# Problem description:
Write out each line of the listing as it stands, without the images.

# The records:

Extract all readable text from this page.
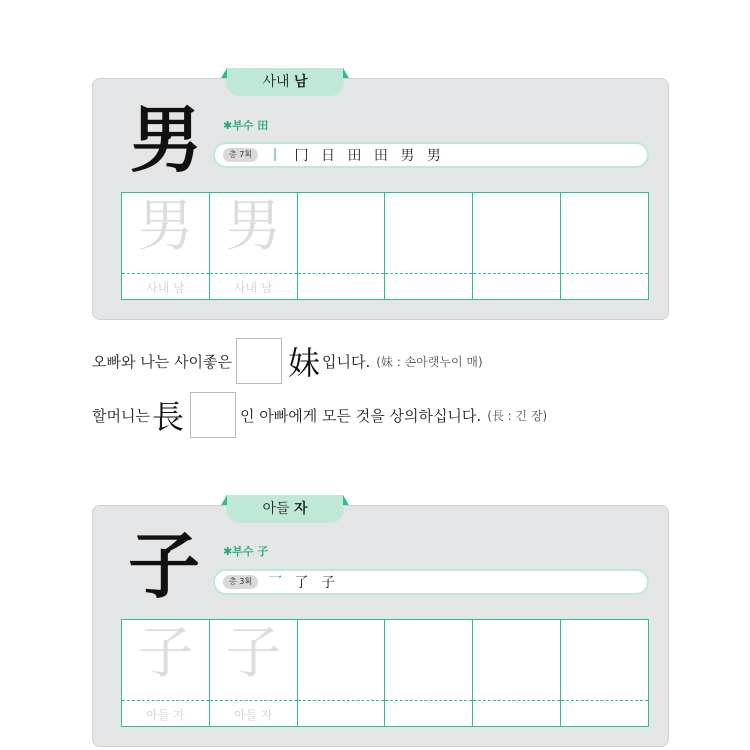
사내 남
男 ✱부수 田
총 7획	丨 冂 日 田 田 男 男
男
사내 남
男
사내 남
오빠와 나는 사이좋은 妹 입니다. (妹 : 손아랫누이 매)
할머니는 長	인 아빠에게 모든 것을 상의하십니다. (長 : 긴 장)
아들 자
子 ✱부수 子
총 3획	乛 了 子
子
아들 자
子
아들 자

# Expected answer:
Extract all readable text from this page.
사내 남
男 ✱부수 田
총 7획	丨 冂 日 田 田 男 男
男
사내 남
男
사내 남
오빠와 나는 사이좋은 妹 입니다. (妹 : 손아랫누이 매)
할머니는 長	인 아빠에게 모든 것을 상의하십니다. (長 : 긴 장)
아들 자
子 ✱부수 子
총 3획	乛 了 子
子
아들 자
子
아들 자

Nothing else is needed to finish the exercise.